Extract every entry word for word. Skip the pictures.

Dataset records
******************************
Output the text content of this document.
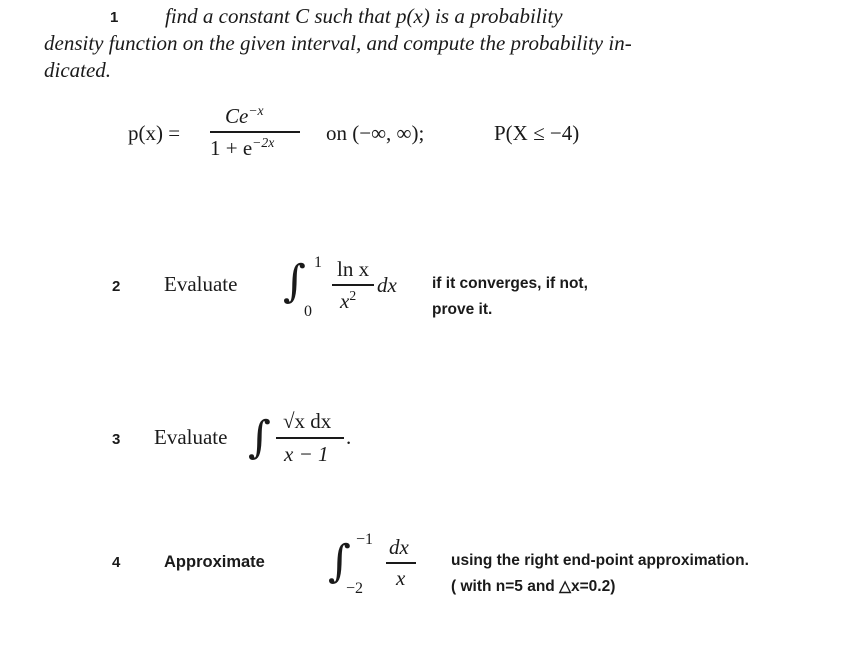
1 find a constant C such that p(x) is a probability
density function on the given interval, and compute the probability in-
dicated.
p(x) =
$Ce^{-x}$
$1 + e^{-2x}$ on (−∞, ∞);	P(X ≤ −4)
2 Evaluate ∫ 1
0
ln x
$x^2$ dx if it converges, if not,
prove it.
3 Evaluate ∫ √x dx
x − 1
.
4	Approximate ∫ −1
−2
dx
x
using the right end-point approximation.
( with n=5 and △x=0.2)
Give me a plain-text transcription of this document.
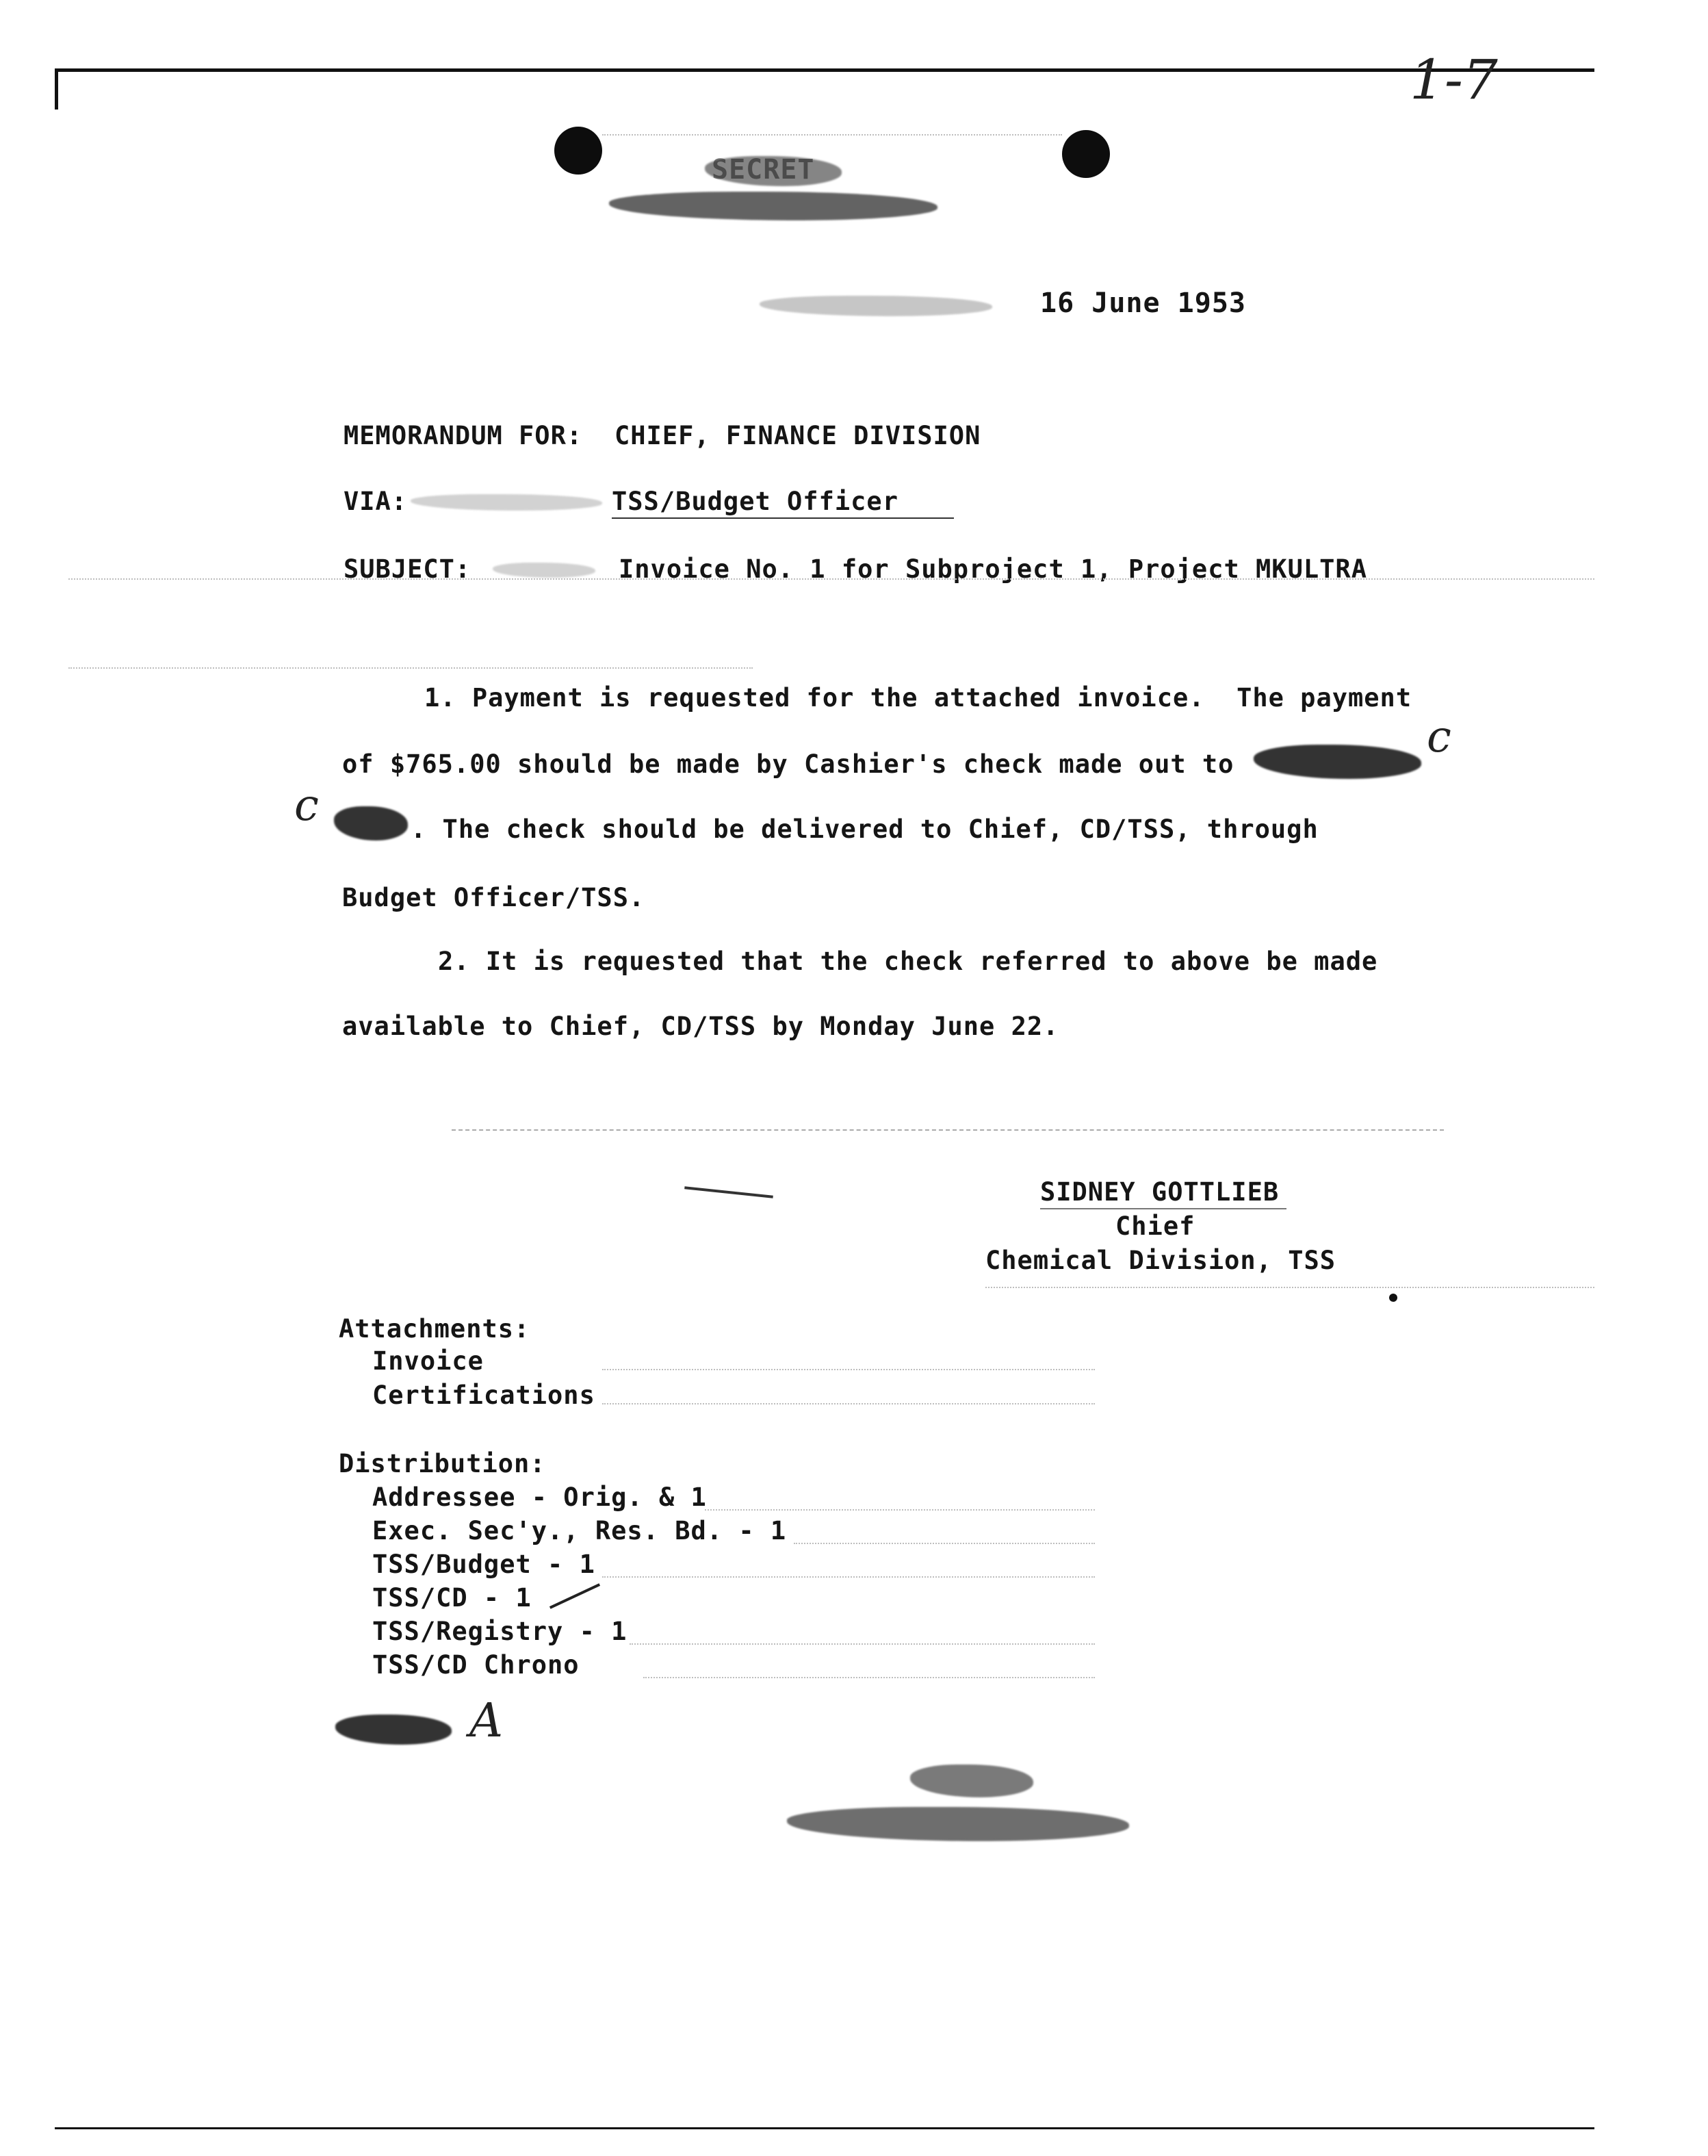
1-7
16 June 1953
MEMORANDUM FOR: CHIEF, FINANCE DIVISION
VIA:	TSS/Budget Officer
SUBJECT:	Invoice No. 1 for Subproject 1, Project MKULTRA
1. Payment is requested for the attached invoice.  The payment
of $765.00 should be made by Cashier's check made out to
c
c	. The check should be delivered to Chief, CD/TSS, through
Budget Officer/TSS.
2. It is requested that the check referred to above be made
available to Chief, CD/TSS by Monday June 22.
SIDNEY GOTTLIEB
Chief
Chemical Division, TSS
Attachments:
Invoice
Certifications
Distribution:
Addressee - Orig. & 1
Exec. Sec'y., Res. Bd. - 1
TSS/Budget - 1
TSS/CD - 1
TSS/Registry - 1
TSS/CD Chrono
A
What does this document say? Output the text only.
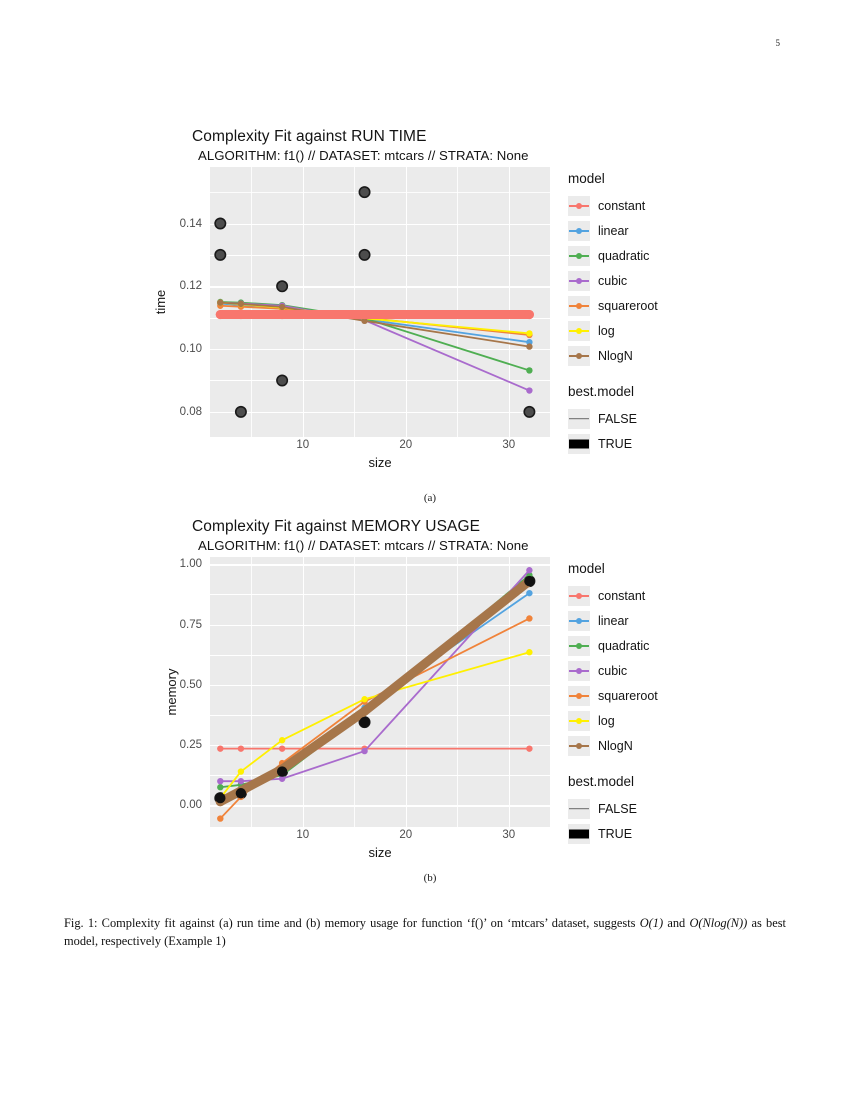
5
Complexity Fit against RUN TIME
ALGORITHM: f1() // DATASET: mtcars // STRATA: None
time
0.08
0.10
0.12
0.14
10	20	30
size
model
constant
linear
quadratic
cubic
squareroot
log
NlogN
best.model
FALSE
TRUE
(a)
Complexity Fit against MEMORY USAGE
ALGORITHM: f1() // DATASET: mtcars // STRATA: None
memory
0.00
0.25
0.50
0.75
1.00
10	20	30
size
model
constant
linear
quadratic
cubic
squareroot
log
NlogN
best.model
FALSE
TRUE
(b)
Fig. 1: Complexity fit against (a) run time and (b) memory usage for function ‘f()’ on ‘mtcars’ dataset, suggests O(1) and O(Nlog(N)) as best model, respectively (Example 1)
******************************
§ **TASK ANSWER**
Output the text content of this document.
1 find a constant C such that p(x) is a probability
density function on the given interval, and compute the probability in-
dicated.
p(x) =
$Ce^{-x}$
$1 + e^{-2x}$ on (−∞, ∞);	P(X ≤ −4)
2 Evaluate ∫ 1
0
ln x
$x^2$ dx if it converges, if not,
prove it.
3 Evaluate ∫ √x dx
x − 1
.
4	Approximate ∫ −1
−2
dx
x
using the right end-point approximation.
( with n=5 and △x=0.2)
Give me a plain-text transcription of this document.
1-7
16 June 1953
MEMORANDUM FOR: CHIEF, FINANCE DIVISION
VIA:	TSS/Budget Officer
SUBJECT:	Invoice No. 1 for Subproject 1, Project MKULTRA
1. Payment is requested for the attached invoice.  The payment
of $765.00 should be made by Cashier's check made out to
c
c	. The check should be delivered to Chief, CD/TSS, through
Budget Officer/TSS.
2. It is requested that the check referred to above be made
available to Chief, CD/TSS by Monday June 22.
SIDNEY GOTTLIEB
Chief
Chemical Division, TSS
Attachments:
Invoice
Certifications
Distribution:
Addressee - Orig. & 1
Exec. Sec'y., Res. Bd. - 1
TSS/Budget - 1
TSS/CD - 1
TSS/Registry - 1
TSS/CD Chrono
A
What does this document say? Output the text only.
5
Complexity Fit against RUN TIME
ALGORITHM: f1() // DATASET: mtcars // STRATA: None
time
0.08
0.10
0.12
0.14
10	20	30
size
model
constant
linear
quadratic
cubic
squareroot
log
NlogN
best.model
FALSE
TRUE
(a)
Complexity Fit against MEMORY USAGE
ALGORITHM: f1() // DATASET: mtcars // STRATA: None
memory
0.00
0.25
0.50
0.75
1.00
10	20	30
size
model
constant
linear
quadratic
cubic
squareroot
log
NlogN
best.model
FALSE
TRUE
(b)
Fig. 1: Complexity fit against (a) run time and (b) memory usage for function ‘f()’ on ‘mtcars’ dataset, suggests O(1) and O(Nlog(N)) as best model, respectively (Example 1)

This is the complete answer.